Dataset records
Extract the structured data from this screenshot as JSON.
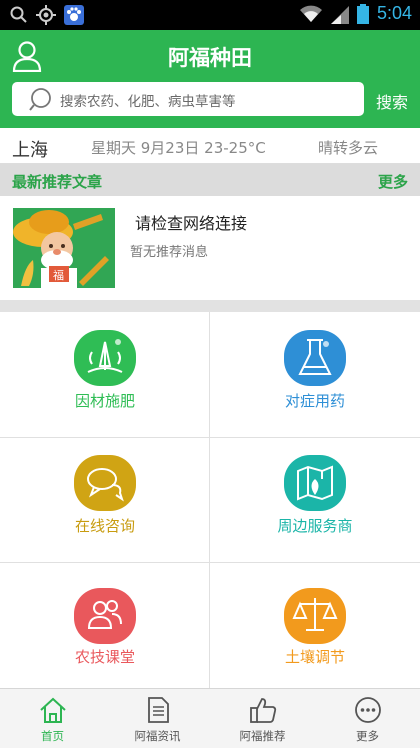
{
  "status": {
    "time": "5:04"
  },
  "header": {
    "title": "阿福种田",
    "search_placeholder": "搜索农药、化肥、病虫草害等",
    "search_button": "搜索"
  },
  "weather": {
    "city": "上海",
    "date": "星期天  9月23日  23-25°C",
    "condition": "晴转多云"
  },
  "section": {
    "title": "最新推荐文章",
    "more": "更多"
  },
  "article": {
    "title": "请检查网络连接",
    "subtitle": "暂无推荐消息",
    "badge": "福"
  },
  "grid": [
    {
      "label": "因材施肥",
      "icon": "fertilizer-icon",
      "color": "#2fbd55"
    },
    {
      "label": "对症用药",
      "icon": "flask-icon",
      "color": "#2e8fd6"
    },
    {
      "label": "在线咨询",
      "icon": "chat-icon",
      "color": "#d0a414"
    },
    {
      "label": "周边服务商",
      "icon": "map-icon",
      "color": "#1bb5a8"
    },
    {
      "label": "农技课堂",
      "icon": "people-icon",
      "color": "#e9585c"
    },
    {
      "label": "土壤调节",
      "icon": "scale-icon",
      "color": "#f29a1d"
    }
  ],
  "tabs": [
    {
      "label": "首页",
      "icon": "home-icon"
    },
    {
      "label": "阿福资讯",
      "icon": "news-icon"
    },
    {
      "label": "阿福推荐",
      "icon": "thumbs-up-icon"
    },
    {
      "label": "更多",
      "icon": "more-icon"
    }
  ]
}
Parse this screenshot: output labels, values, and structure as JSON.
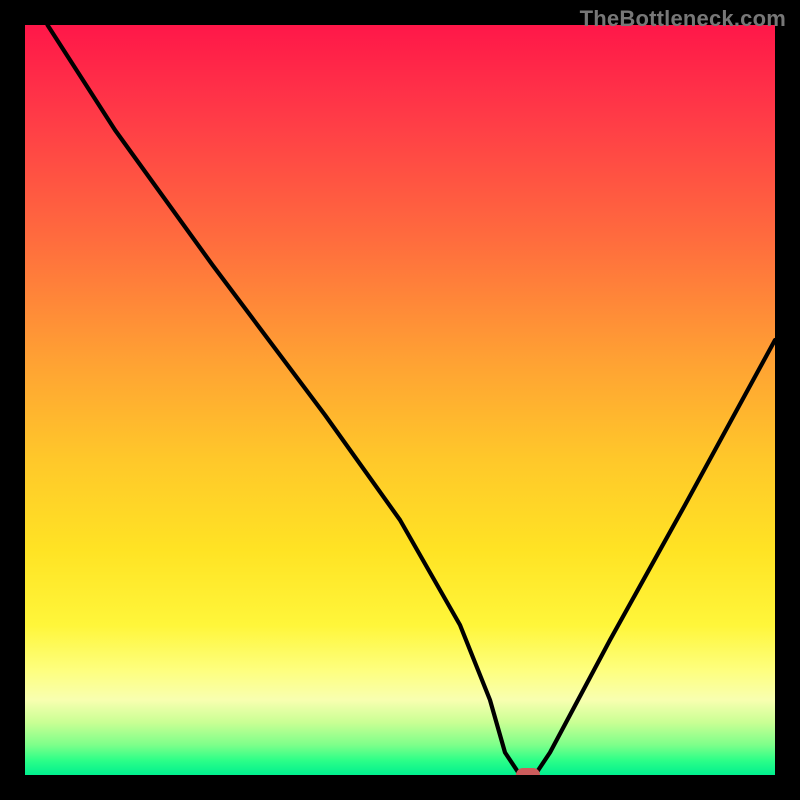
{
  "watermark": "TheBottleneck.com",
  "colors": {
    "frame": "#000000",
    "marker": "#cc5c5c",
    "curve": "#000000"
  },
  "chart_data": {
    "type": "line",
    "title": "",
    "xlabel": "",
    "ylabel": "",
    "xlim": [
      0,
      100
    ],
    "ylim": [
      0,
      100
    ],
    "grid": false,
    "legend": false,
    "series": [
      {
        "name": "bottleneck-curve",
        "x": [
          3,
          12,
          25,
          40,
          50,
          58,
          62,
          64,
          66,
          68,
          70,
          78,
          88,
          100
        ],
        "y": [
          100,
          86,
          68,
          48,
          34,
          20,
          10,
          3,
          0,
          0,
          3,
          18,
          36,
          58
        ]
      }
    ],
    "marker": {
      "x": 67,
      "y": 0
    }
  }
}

### Problem description
Pull out all lines from the listing that contain the string "screenshot".

### Written solution
Extract the structured data from this screenshot as JSON.
Parse this screenshot: output labels, values, and structure as JSON.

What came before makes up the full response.